GOAL: Copy out the lines that have "Dene" in them.

RECORDS SUPPLIED:
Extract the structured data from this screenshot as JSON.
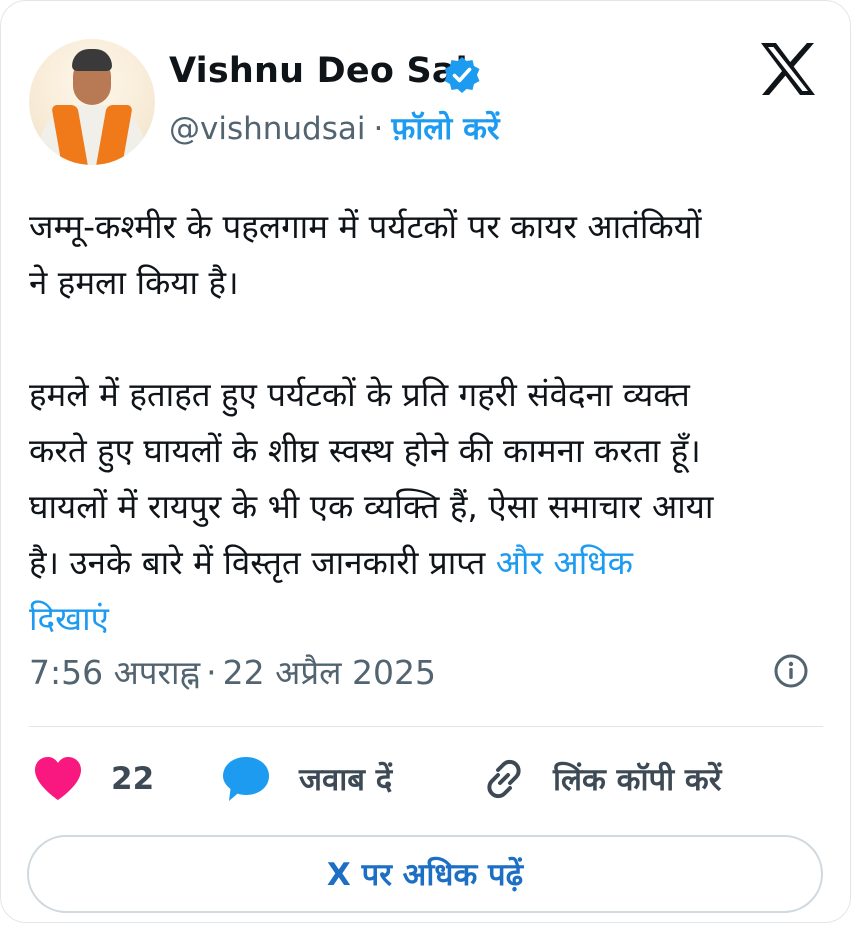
{
  "author": {
    "name": "Vishnu Deo Sai",
    "handle": "@vishnudsai",
    "separator": "·",
    "follow_label": "फ़ॉलो करें"
  },
  "tweet": {
    "line1": "जम्मू-कश्मीर के पहलगाम में पर्यटकों पर कायर आतंकियों",
    "line2": "ने हमला किया है।",
    "line3": "हमले में हताहत हुए पर्यटकों के प्रति गहरी संवेदना व्यक्त",
    "line4": "करते हुए घायलों के शीघ्र स्वस्थ होने की कामना करता हूँ।",
    "line5": "घायलों में रायपुर के भी एक व्यक्ति हैं, ऐसा समाचार आया",
    "line6": "है। उनके बारे में विस्तृत जानकारी प्राप्त",
    "show_more_1": "और अधिक",
    "show_more_2": "दिखाएं"
  },
  "meta": {
    "time": "7:56 अपराह्न",
    "separator": "·",
    "date": "22 अप्रैल 2025"
  },
  "actions": {
    "like_count": "22",
    "reply_label": "जवाब दें",
    "copy_link_label": "लिंक कॉपी करें"
  },
  "read_more_label": "X पर अधिक पढ़ें",
  "icons": {
    "verified": "verified-badge-icon",
    "brand": "x-logo-icon",
    "info": "info-icon",
    "like": "heart-icon",
    "reply": "reply-bubble-icon",
    "link": "link-icon"
  },
  "colors": {
    "accent": "#1d9bf0",
    "like": "#f91880",
    "muted_text": "#536471"
  }
}
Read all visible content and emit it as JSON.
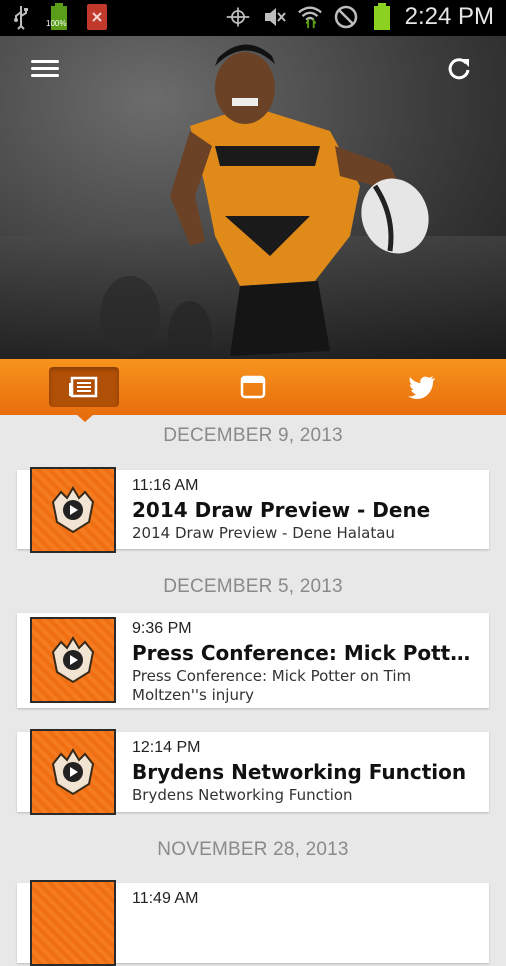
{
  "status_bar": {
    "time": "2:24 PM",
    "battery_label": "100%",
    "icons": [
      "usb-icon",
      "battery-icon",
      "close-notification-icon",
      "rotate-icon",
      "mute-icon",
      "wifi-icon",
      "no-sim-icon",
      "battery-full-icon"
    ]
  },
  "header": {
    "menu_icon": "hamburger-icon",
    "refresh_icon": "refresh-icon"
  },
  "tabs": [
    {
      "name": "news",
      "icon": "newspaper-icon",
      "active": true
    },
    {
      "name": "calendar",
      "icon": "calendar-icon",
      "active": false
    },
    {
      "name": "twitter",
      "icon": "twitter-icon",
      "active": false
    }
  ],
  "colors": {
    "accent": "#f47b20",
    "accent_dark": "#b04f06",
    "background": "#e8e8e8"
  },
  "feed": {
    "sections": [
      {
        "date": "DECEMBER 9, 2013",
        "items": [
          {
            "time": "11:16 AM",
            "title": "2014 Draw Preview - Dene",
            "subtitle": "2014 Draw Preview - Dene Halatau"
          }
        ]
      },
      {
        "date": "DECEMBER 5, 2013",
        "items": [
          {
            "time": "9:36 PM",
            "title": "Press Conference: Mick Potter on Tim Moltzen's injury",
            "subtitle": "Press Conference: Mick Potter on Tim Moltzen''s injury"
          },
          {
            "time": "12:14 PM",
            "title": "Brydens Networking Function",
            "subtitle": "Brydens Networking Function"
          }
        ]
      },
      {
        "date": "NOVEMBER 28, 2013",
        "items": [
          {
            "time": "11:49 AM",
            "title": "",
            "subtitle": ""
          }
        ]
      }
    ]
  }
}
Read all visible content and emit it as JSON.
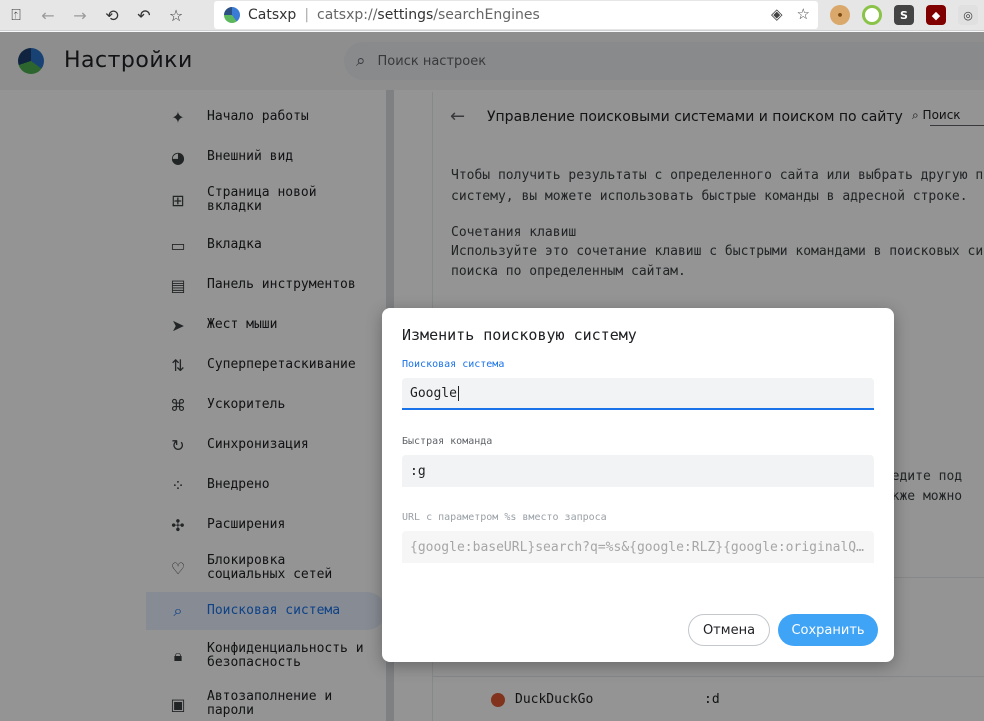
{
  "browser": {
    "site_name": "Catsxp",
    "url_scheme": "catsxp://",
    "url_host": "settings",
    "url_path": "/searchEngines"
  },
  "header": {
    "title": "Настройки",
    "search_placeholder": "Поиск настроек"
  },
  "sidebar": {
    "items": [
      {
        "label": "Начало работы",
        "icon": "sparkle-icon"
      },
      {
        "label": "Внешний вид",
        "icon": "palette-icon"
      },
      {
        "label": "Страница новой вкладки",
        "icon": "new-tab-icon"
      },
      {
        "label": "Вкладка",
        "icon": "folder-tab-icon"
      },
      {
        "label": "Панель инструментов",
        "icon": "toolbar-icon"
      },
      {
        "label": "Жест мыши",
        "icon": "cursor-icon"
      },
      {
        "label": "Суперперетаскивание",
        "icon": "drag-icon"
      },
      {
        "label": "Ускоритель",
        "icon": "command-icon"
      },
      {
        "label": "Синхронизация",
        "icon": "sync-icon"
      },
      {
        "label": "Внедрено",
        "icon": "apps-icon"
      },
      {
        "label": "Расширения",
        "icon": "puzzle-icon"
      },
      {
        "label": "Блокировка социальных сетей",
        "icon": "heart-broken-icon"
      },
      {
        "label": "Поисковая система",
        "icon": "search-icon"
      },
      {
        "label": "Конфиденциальность и безопасность",
        "icon": "lock-icon"
      },
      {
        "label": "Автозаполнение и пароли",
        "icon": "clipboard-icon"
      }
    ]
  },
  "content": {
    "title": "Управление поисковыми системами и поиском по сайту",
    "search_label": "Поиск",
    "para1_line1": "Чтобы получить результаты с определенного сайта или выбрать другую по",
    "para1_line2": "систему, вы можете использовать быстрые команды в адресной строке.",
    "shortcuts_heading": "Сочетания клавиш",
    "para2_line1": "Используйте это сочетание клавиш с быстрыми командами в поисковых сис",
    "para2_line2": "поиска по определенным сайтам.",
    "partial_right_1": "введите под",
    "partial_right_2": "также можно",
    "ddg_name": "DuckDuckGo",
    "ddg_key": ":d"
  },
  "dialog": {
    "title": "Изменить поисковую систему",
    "engine_label": "Поисковая система",
    "engine_value": "Google",
    "shortcut_label": "Быстрая команда",
    "shortcut_value": ":g",
    "url_label": "URL с параметром %s вместо запроса",
    "url_value": "{google:baseURL}search?q=%s&{google:RLZ}{google:originalQ…",
    "cancel_label": "Отмена",
    "save_label": "Сохранить"
  },
  "colors": {
    "accent": "#1a73e8",
    "save_button": "#3fa3f6"
  }
}
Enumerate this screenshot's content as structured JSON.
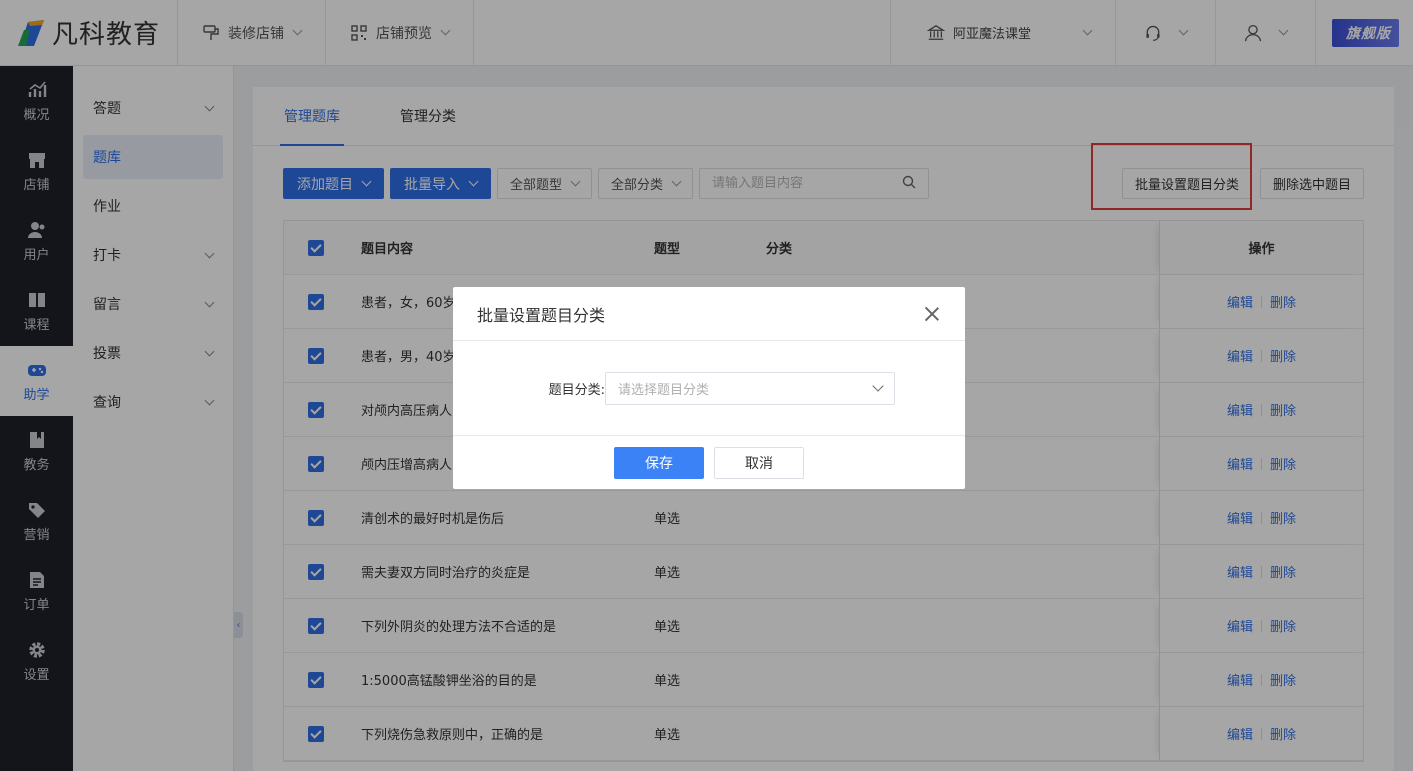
{
  "brand": {
    "name": "凡科教育"
  },
  "topbar": {
    "decorate_store": "装修店铺",
    "store_preview": "店铺预览",
    "store_name": "阿亚魔法课堂",
    "edition_badge": "旗舰版",
    "icons": [
      "decorate-brush-icon",
      "qr-grid-icon",
      "bank-icon",
      "headset-icon",
      "user-icon"
    ]
  },
  "rail": {
    "items": [
      {
        "label": "概况",
        "icon": "chart-icon"
      },
      {
        "label": "店铺",
        "icon": "shop-icon"
      },
      {
        "label": "用户",
        "icon": "users-icon"
      },
      {
        "label": "课程",
        "icon": "book-icon"
      },
      {
        "label": "助学",
        "icon": "gamepad-icon",
        "active": true
      },
      {
        "label": "教务",
        "icon": "clipboard-icon"
      },
      {
        "label": "营销",
        "icon": "tag-icon"
      },
      {
        "label": "订单",
        "icon": "order-icon"
      },
      {
        "label": "设置",
        "icon": "gear-icon"
      }
    ]
  },
  "submenu": {
    "items": [
      {
        "label": "答题",
        "expandable": true
      },
      {
        "label": "题库",
        "active": true
      },
      {
        "label": "作业"
      },
      {
        "label": "打卡",
        "expandable": true
      },
      {
        "label": "留言",
        "expandable": true
      },
      {
        "label": "投票",
        "expandable": true
      },
      {
        "label": "查询",
        "expandable": true
      }
    ]
  },
  "tabs": [
    {
      "label": "管理题库",
      "active": true
    },
    {
      "label": "管理分类"
    }
  ],
  "toolbar": {
    "add_question": "添加题目",
    "batch_import": "批量导入",
    "all_types": "全部题型",
    "all_categories": "全部分类",
    "search_placeholder": "请输入题目内容",
    "batch_set_category": "批量设置题目分类",
    "delete_selected": "删除选中题目"
  },
  "table": {
    "headers": {
      "content": "题目内容",
      "type": "题型",
      "category": "分类",
      "ops": "操作"
    },
    "edit_label": "编辑",
    "delete_label": "删除",
    "rows": [
      {
        "content": "患者，女，60岁",
        "type": "",
        "category": ""
      },
      {
        "content": "患者，男，40岁",
        "type": "",
        "category": ""
      },
      {
        "content": "对颅内高压病人",
        "type": "",
        "category": ""
      },
      {
        "content": "颅内压增高病人",
        "type": "",
        "category": ""
      },
      {
        "content": "清创术的最好时机是伤后",
        "type": "单选",
        "category": ""
      },
      {
        "content": "需夫妻双方同时治疗的炎症是",
        "type": "单选",
        "category": ""
      },
      {
        "content": "下列外阴炎的处理方法不合适的是",
        "type": "单选",
        "category": ""
      },
      {
        "content": "1:5000高锰酸钾坐浴的目的是",
        "type": "单选",
        "category": ""
      },
      {
        "content": "下列烧伤急救原则中，正确的是",
        "type": "单选",
        "category": ""
      }
    ]
  },
  "dialog": {
    "title": "批量设置题目分类",
    "field_label": "题目分类:",
    "select_placeholder": "请选择题目分类",
    "save": "保存",
    "cancel": "取消"
  },
  "colors": {
    "primary": "#2f6fe6",
    "highlight": "#e23b3b",
    "rail_bg": "#1e2129"
  }
}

SOLUTION FOR THIS PROBLEM:
            "title": "2014 Draw Preview - Dene",
            "subtitle": "2014 Draw Preview - Dene Halatau"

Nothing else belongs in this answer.